-- Start of TASK MATERIAL --

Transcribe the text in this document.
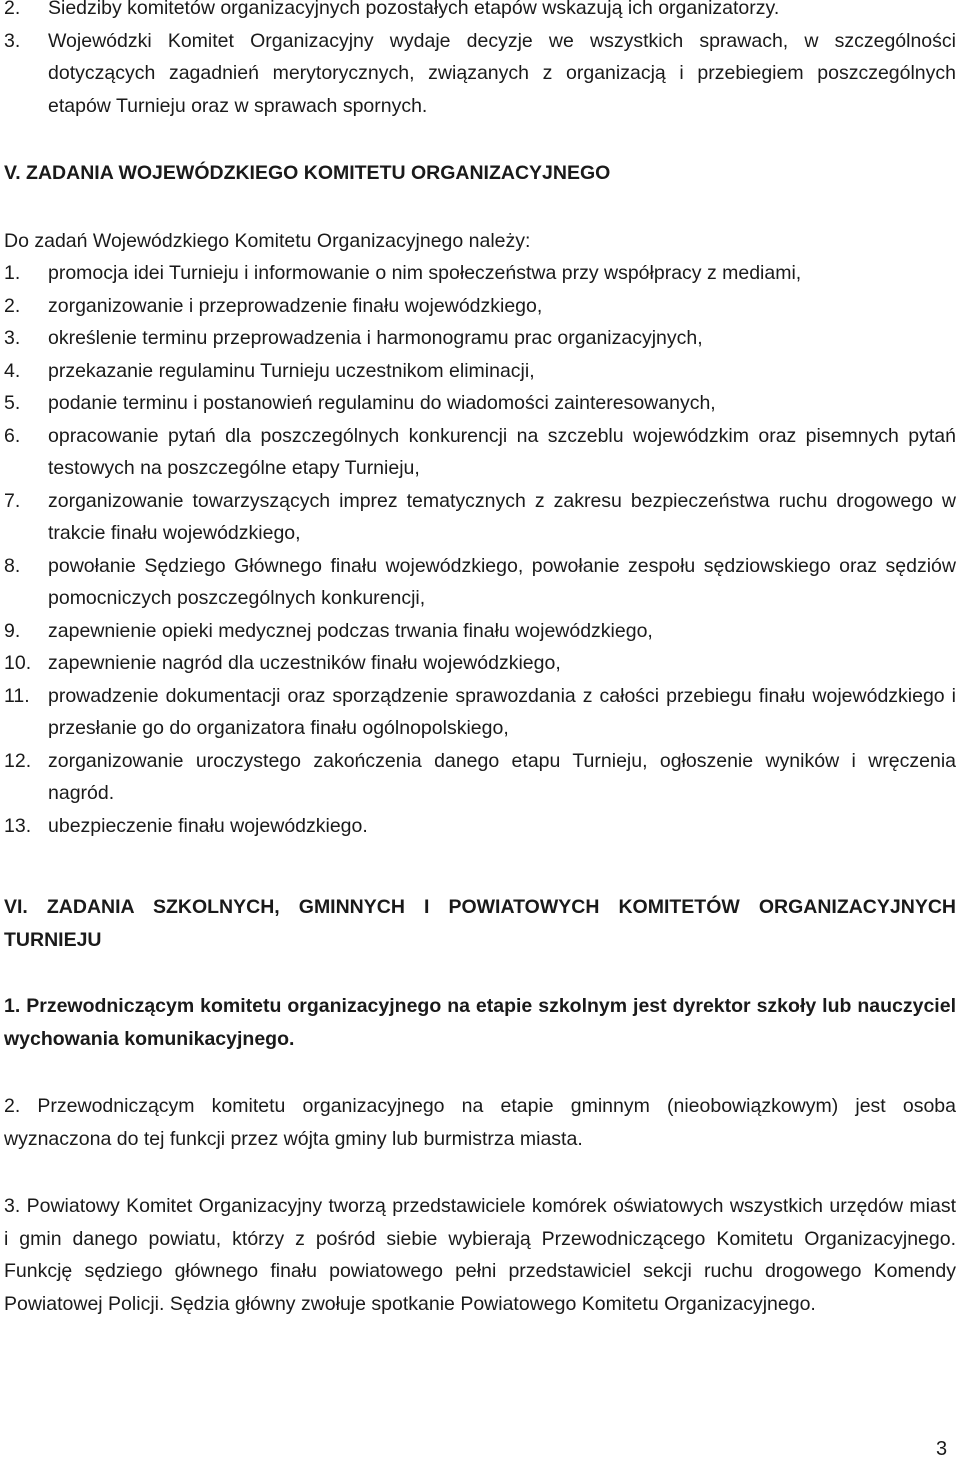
2.	Siedziby komitetów organizacyjnych pozostałych etapów wskazują ich organizatorzy.
3.	Wojewódzki Komitet Organizacyjny wydaje decyzje we wszystkich sprawach, w szczególności dotyczących zagadnień merytorycznych, związanych z organizacją i przebiegiem poszczególnych etapów Turnieju oraz w sprawach spornych.
V. ZADANIA WOJEWÓDZKIEGO KOMITETU ORGANIZACYJNEGO
Do zadań Wojewódzkiego Komitetu Organizacyjnego należy:
1.	promocja idei Turnieju i informowanie o nim społeczeństwa przy współpracy z mediami,
2.	zorganizowanie i przeprowadzenie finału wojewódzkiego,
3.	określenie terminu przeprowadzenia i harmonogramu prac organizacyjnych,
4.	przekazanie regulaminu Turnieju uczestnikom eliminacji,
5.	podanie terminu i postanowień regulaminu do wiadomości zainteresowanych,
6.	opracowanie pytań dla poszczególnych konkurencji na szczeblu wojewódzkim oraz pisemnych pytań testowych na poszczególne etapy Turnieju,
7.	zorganizowanie towarzyszących imprez tematycznych z zakresu bezpieczeństwa ruchu drogowego w trakcie finału wojewódzkiego,
8.	powołanie Sędziego Głównego finału wojewódzkiego, powołanie zespołu sędziowskiego oraz sędziów pomocniczych poszczególnych konkurencji,
9.	zapewnienie opieki medycznej podczas trwania finału wojewódzkiego,
10. zapewnienie nagród dla uczestników finału wojewódzkiego,
11. prowadzenie dokumentacji oraz sporządzenie sprawozdania z całości przebiegu finału wojewódzkiego i przesłanie go do organizatora finału ogólnopolskiego,
12. zorganizowanie uroczystego zakończenia danego etapu Turnieju, ogłoszenie wyników i wręczenia nagród.
13. ubezpieczenie finału wojewódzkiego.
VI. ZADANIA SZKOLNYCH, GMINNYCH I POWIATOWYCH KOMITETÓW ORGANIZACYJNYCH TURNIEJU
1. Przewodniczącym komitetu organizacyjnego na etapie szkolnym jest dyrektor szkoły lub nauczyciel wychowania komunikacyjnego.
2. Przewodniczącym komitetu organizacyjnego na etapie gminnym (nieobowiązkowym) jest osoba wyznaczona do tej funkcji przez wójta gminy lub burmistrza miasta.
3. Powiatowy Komitet Organizacyjny tworzą przedstawiciele komórek oświatowych wszystkich urzędów miast i gmin danego powiatu, którzy z pośród siebie wybierają Przewodniczącego Komitetu Organizacyjnego. Funkcję sędziego głównego finału powiatowego pełni przedstawiciel sekcji ruchu drogowego Komendy Powiatowej Policji. Sędzia główny zwołuje spotkanie Powiatowego Komitetu Organizacyjnego.
3
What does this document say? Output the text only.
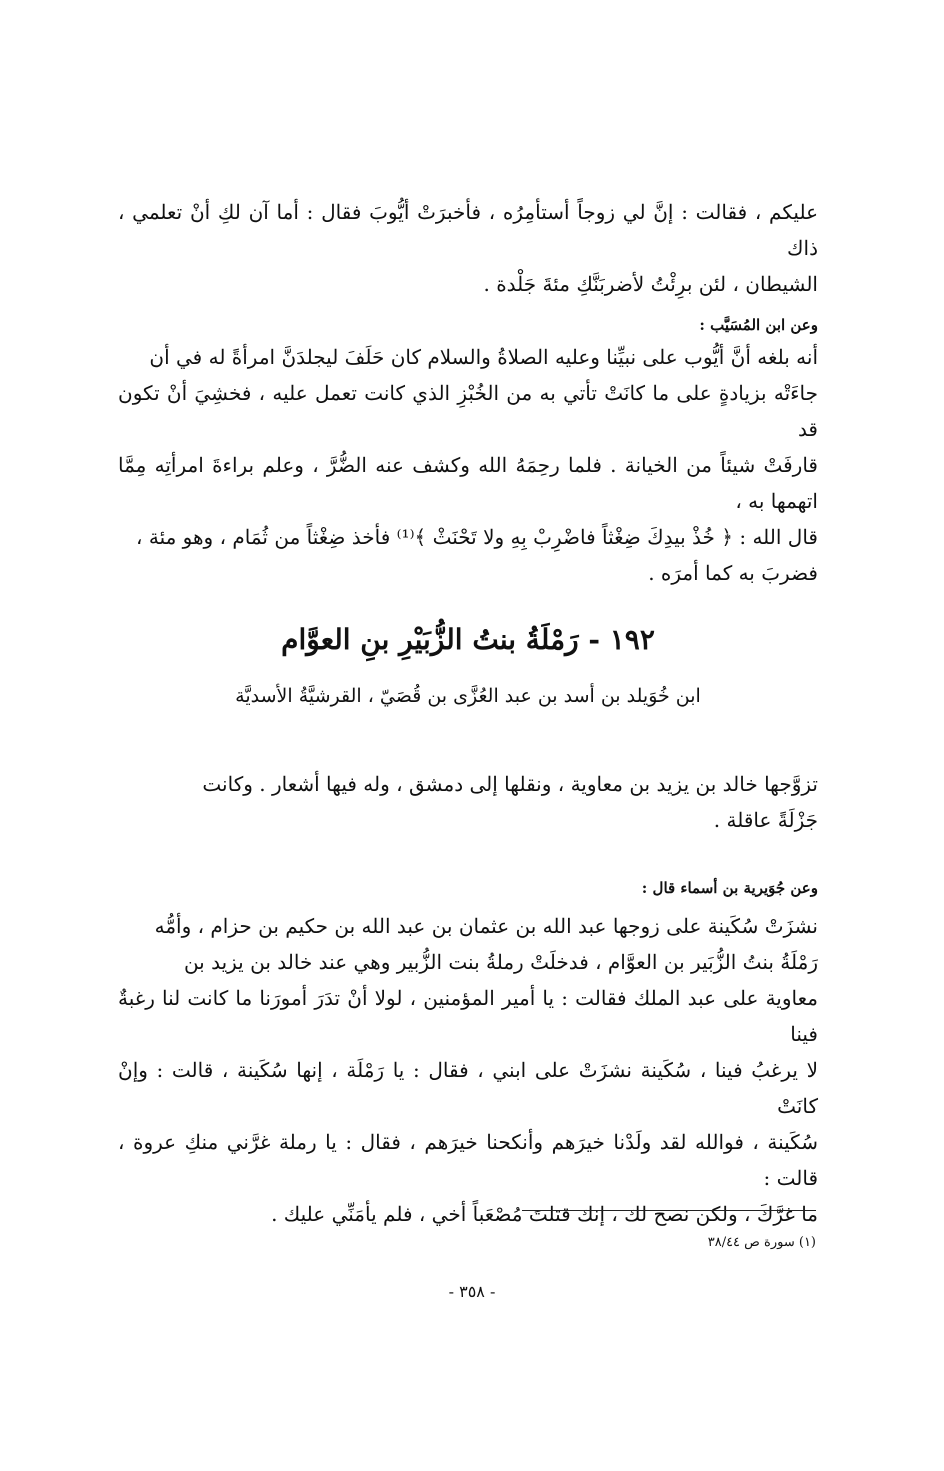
عليكم ، فقالت : إنَّ لي زوجاً أستأمِرُه ، فأخبرَتْ أيُّوبَ فقال : أما آن لكِ أنْ تعلمي ، ذاك
الشيطان ، لئن برِئْتُ لأضربَنَّكِ مئةَ جَلْدة .
وعن ابن المُسَيَّب :
أنه بلغه أنَّ أيُّوب على نبيِّنا وعليه الصلاةُ والسلام كان حَلَفَ ليجلدَنَّ امرأةً له في أن
جاءَتْه بزيادةٍ على ما كانَتْ تأتي به من الخُبْزِ الذي كانت تعمل عليه ، فخشِيَ أنْ تكون قد
قارفَتْ شيئاً من الخيانة . فلما رحِمَهُ الله وكشف عنه الضُّرَّ ، وعلم براءةَ امرأتِه مِمَّا اتهمها به ،
قال الله : ﴿ خُذْ بيدِكَ ضِغْثاً فاضْرِبْ بِهِ ولا تَحْنَثْ ﴾⁽¹⁾ فأخذ ضِغْثاً من ثُمَام ، وهو مئة ،
فضربَ به كما أمرَه .
١٩٢ - رَمْلَةُ بنتُ الزُّبَيْرِ بنِ العوَّام
ابن خُوَيلد بن أسد بن عبد العُزَّى بن قُصَيّ ، القرشيَّةُ الأسديَّة
تزوَّجها خالد بن يزيد بن معاوية ، ونقلها إلى دمشق ، وله فيها أشعار . وكانت
جَزْلَةً عاقلة .
وعن جُوَيرية بن أسماء قال :
نشزَتْ سُكَينة على زوجها عبد الله بن عثمان بن عبد الله بن حكيم بن حزام ، وأمُّه
رَمْلَةُ بنتُ الزُّبَير بن العوَّام ، فدخلَتْ رملةُ بنت الزُّبير وهي عند خالد بن يزيد بن
معاوية على عبد الملك فقالت : يا أمير المؤمنين ، لولا أنْ تدَرَ أمورَنا ما كانت لنا رغبةٌ فينا
لا يرغبُ فينا ، سُكَينة نشزَتْ على ابني ، فقال : يا رَمْلَة ، إنها سُكَينة ، قالت : وإنْ كانَتْ
سُكَينة ، فوالله لقد ولَدْنا خيرَهم وأنكحنا خيرَهم ، فقال : يا رملة غرَّني منكِ عروة ، قالت :
ما غرَّكَ ، ولكن نصح لك ، إنك قتلتَ مُصْعَباً أخي ، فلم يأمَنِّي عليك .
(١) سورة ص ٣٨/٤٤
- ٣٥٨ -
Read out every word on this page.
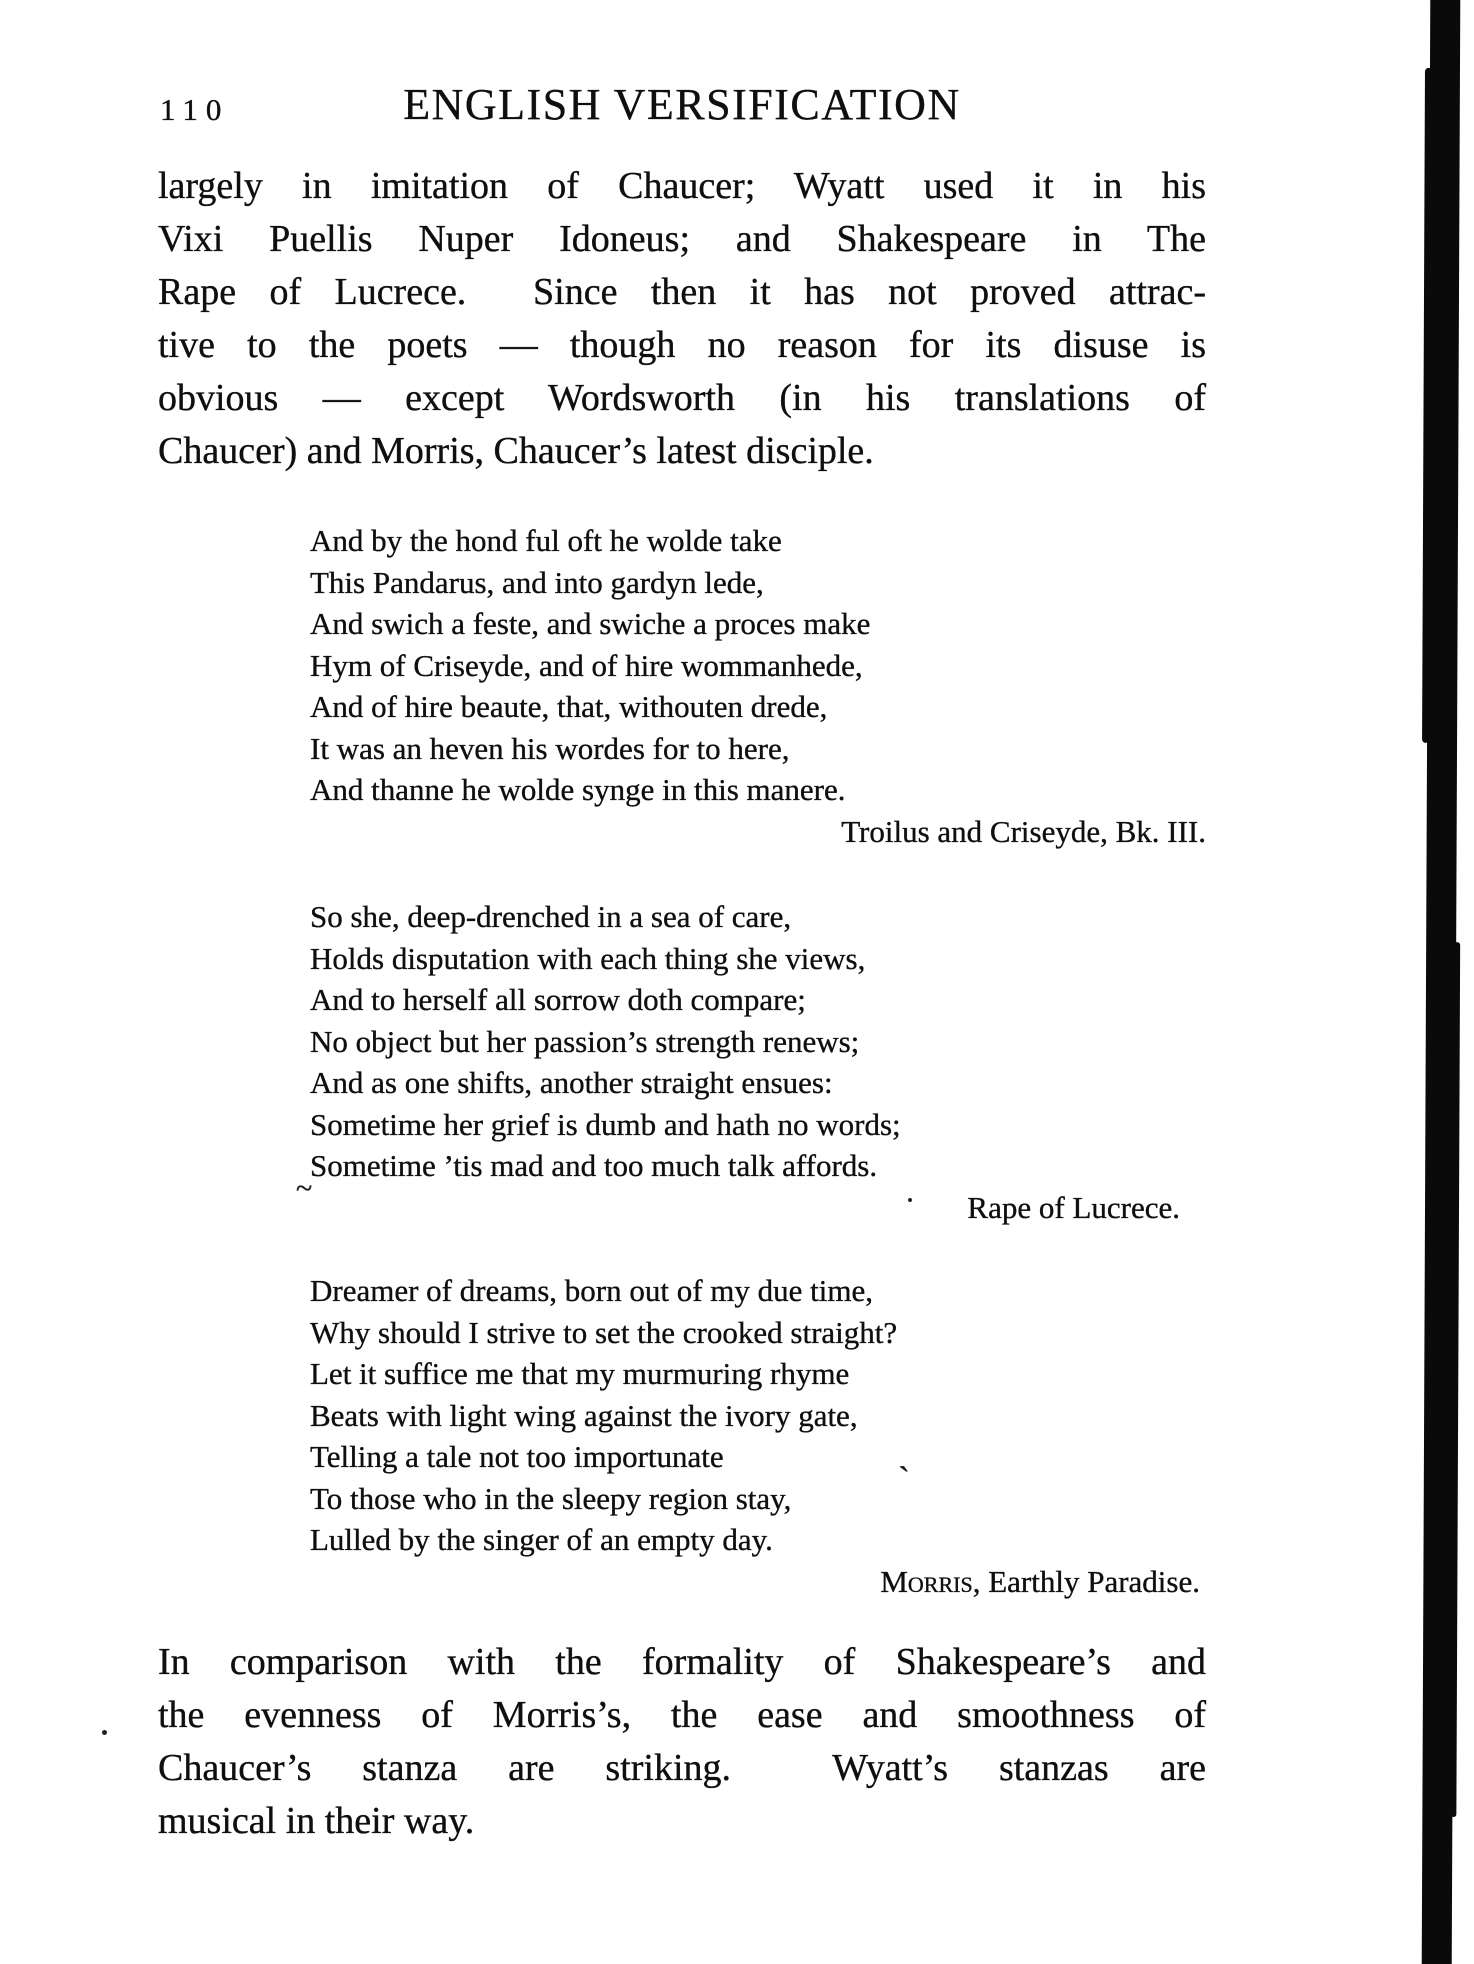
110	ENGLISH VERSIFICATION
largely in imitation of Chaucer; Wyatt used it in his
Vixi Puellis Nuper Idoneus; and Shakespeare in The
Rape of Lucrece.  Since then it has not proved attrac-
tive to the poets — though no reason for its disuse is
obvious — except Wordsworth (in his translations of
Chaucer) and Morris, Chaucer’s latest disciple.
And by the hond ful oft he wolde take
This Pandarus, and into gardyn lede,
And swich a feste, and swiche a proces make
Hym of Criseyde, and of hire wommanhede,
And of hire beaute, that, withouten drede,
It was an heven his wordes for to here,
And thanne he wolde synge in this manere.
Troilus and Criseyde, Bk. III.
So she, deep-drenched in a sea of care,
Holds disputation with each thing she views,
And to herself all sorrow doth compare;
No object but her passion’s strength renews;
And as one shifts, another straight ensues:
Sometime her grief is dumb and hath no words;
Sometime ’tis mad and too much talk affords.
Rape of Lucrece.
Dreamer of dreams, born out of my due time,
Why should I strive to set the crooked straight?
Let it suffice me that my murmuring rhyme
Beats with light wing against the ivory gate,
Telling a tale not too importunate
To those who in the sleepy region stay,
Lulled by the singer of an empty day.
Morris, Earthly Paradise.
In comparison with the formality of Shakespeare’s and
the evenness of Morris’s, the ease and smoothness of
Chaucer’s stanza are striking.  Wyatt’s stanzas are
musical in their way.
~
`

-- End of TASK MATERIAL --

■ TASK DETAILS
Omit the pictures, then quote the rest of the material above exactly.

■ TASK SOLUTION
Transcribe the text in this document.
2.	Siedziby komitetów organizacyjnych pozostałych etapów wskazują ich organizatorzy.
3.	Wojewódzki Komitet Organizacyjny wydaje decyzje we wszystkich sprawach, w szczególności dotyczących zagadnień merytorycznych, związanych z organizacją i przebiegiem poszczególnych etapów Turnieju oraz w sprawach spornych.
V. ZADANIA WOJEWÓDZKIEGO KOMITETU ORGANIZACYJNEGO
Do zadań Wojewódzkiego Komitetu Organizacyjnego należy:
1.	promocja idei Turnieju i informowanie o nim społeczeństwa przy współpracy z mediami,
2.	zorganizowanie i przeprowadzenie finału wojewódzkiego,
3.	określenie terminu przeprowadzenia i harmonogramu prac organizacyjnych,
4.	przekazanie regulaminu Turnieju uczestnikom eliminacji,
5.	podanie terminu i postanowień regulaminu do wiadomości zainteresowanych,
6.	opracowanie pytań dla poszczególnych konkurencji na szczeblu wojewódzkim oraz pisemnych pytań testowych na poszczególne etapy Turnieju,
7.	zorganizowanie towarzyszących imprez tematycznych z zakresu bezpieczeństwa ruchu drogowego w trakcie finału wojewódzkiego,
8.	powołanie Sędziego Głównego finału wojewódzkiego, powołanie zespołu sędziowskiego oraz sędziów pomocniczych poszczególnych konkurencji,
9.	zapewnienie opieki medycznej podczas trwania finału wojewódzkiego,
10. zapewnienie nagród dla uczestników finału wojewódzkiego,
11. prowadzenie dokumentacji oraz sporządzenie sprawozdania z całości przebiegu finału wojewódzkiego i przesłanie go do organizatora finału ogólnopolskiego,
12. zorganizowanie uroczystego zakończenia danego etapu Turnieju, ogłoszenie wyników i wręczenia nagród.
13. ubezpieczenie finału wojewódzkiego.
VI. ZADANIA SZKOLNYCH, GMINNYCH I POWIATOWYCH KOMITETÓW ORGANIZACYJNYCH TURNIEJU
1. Przewodniczącym komitetu organizacyjnego na etapie szkolnym jest dyrektor szkoły lub nauczyciel wychowania komunikacyjnego.
2. Przewodniczącym komitetu organizacyjnego na etapie gminnym (nieobowiązkowym) jest osoba wyznaczona do tej funkcji przez wójta gminy lub burmistrza miasta.
3. Powiatowy Komitet Organizacyjny tworzą przedstawiciele komórek oświatowych wszystkich urzędów miast i gmin danego powiatu, którzy z pośród siebie wybierają Przewodniczącego Komitetu Organizacyjnego. Funkcję sędziego głównego finału powiatowego pełni przedstawiciel sekcji ruchu drogowego Komendy Powiatowej Policji. Sędzia główny zwołuje spotkanie Powiatowego Komitetu Organizacyjnego.
3
What does this document say? Output the text only.
عليكم ، فقالت : إنَّ لي زوجاً أستأمِرُه ، فأخبرَتْ أيُّوبَ فقال : أما آن لكِ أنْ تعلمي ، ذاك
الشيطان ، لئن برِئْتُ لأضربَنَّكِ مئةَ جَلْدة .
وعن ابن المُسَيَّب :
أنه بلغه أنَّ أيُّوب على نبيِّنا وعليه الصلاةُ والسلام كان حَلَفَ ليجلدَنَّ امرأةً له في أن
جاءَتْه بزيادةٍ على ما كانَتْ تأتي به من الخُبْزِ الذي كانت تعمل عليه ، فخشِيَ أنْ تكون قد
قارفَتْ شيئاً من الخيانة . فلما رحِمَهُ الله وكشف عنه الضُّرَّ ، وعلم براءةَ امرأتِه مِمَّا اتهمها به ،
قال الله : ﴿ خُذْ بيدِكَ ضِغْثاً فاضْرِبْ بِهِ ولا تَحْنَثْ ﴾⁽¹⁾ فأخذ ضِغْثاً من ثُمَام ، وهو مئة ،
فضربَ به كما أمرَه .
١٩٢ - رَمْلَةُ بنتُ الزُّبَيْرِ بنِ العوَّام
ابن خُوَيلد بن أسد بن عبد العُزَّى بن قُصَيّ ، القرشيَّةُ الأسديَّة
تزوَّجها خالد بن يزيد بن معاوية ، ونقلها إلى دمشق ، وله فيها أشعار . وكانت
جَزْلَةً عاقلة .
وعن جُوَيرية بن أسماء قال :
نشزَتْ سُكَينة على زوجها عبد الله بن عثمان بن عبد الله بن حكيم بن حزام ، وأمُّه
رَمْلَةُ بنتُ الزُّبَير بن العوَّام ، فدخلَتْ رملةُ بنت الزُّبير وهي عند خالد بن يزيد بن
معاوية على عبد الملك فقالت : يا أمير المؤمنين ، لولا أنْ تدَرَ أمورَنا ما كانت لنا رغبةٌ فينا
لا يرغبُ فينا ، سُكَينة نشزَتْ على ابني ، فقال : يا رَمْلَة ، إنها سُكَينة ، قالت : وإنْ كانَتْ
سُكَينة ، فوالله لقد ولَدْنا خيرَهم وأنكحنا خيرَهم ، فقال : يا رملة غرَّني منكِ عروة ، قالت :
ما غرَّكَ ، ولكن نصح لك ، إنك قتلتَ مُصْعَباً أخي ، فلم يأمَنِّي عليك .
(١) سورة ص ٣٨/٤٤
- ٣٥٨ -
Read out every word on this page.
110	ENGLISH VERSIFICATION
largely in imitation of Chaucer; Wyatt used it in his
Vixi Puellis Nuper Idoneus; and Shakespeare in The
Rape of Lucrece.  Since then it has not proved attrac-
tive to the poets — though no reason for its disuse is
obvious — except Wordsworth (in his translations of
Chaucer) and Morris, Chaucer’s latest disciple.
And by the hond ful oft he wolde take
This Pandarus, and into gardyn lede,
And swich a feste, and swiche a proces make
Hym of Criseyde, and of hire wommanhede,
And of hire beaute, that, withouten drede,
It was an heven his wordes for to here,
And thanne he wolde synge in this manere.
Troilus and Criseyde, Bk. III.
So she, deep-drenched in a sea of care,
Holds disputation with each thing she views,
And to herself all sorrow doth compare;
No object but her passion’s strength renews;
And as one shifts, another straight ensues:
Sometime her grief is dumb and hath no words;
Sometime ’tis mad and too much talk affords.
Rape of Lucrece.
Dreamer of dreams, born out of my due time,
Why should I strive to set the crooked straight?
Let it suffice me that my murmuring rhyme
Beats with light wing against the ivory gate,
Telling a tale not too importunate
To those who in the sleepy region stay,
Lulled by the singer of an empty day.
Morris, Earthly Paradise.
In comparison with the formality of Shakespeare’s and
the evenness of Morris’s, the ease and smoothness of
Chaucer’s stanza are striking.  Wyatt’s stanzas are
musical in their way.
~
`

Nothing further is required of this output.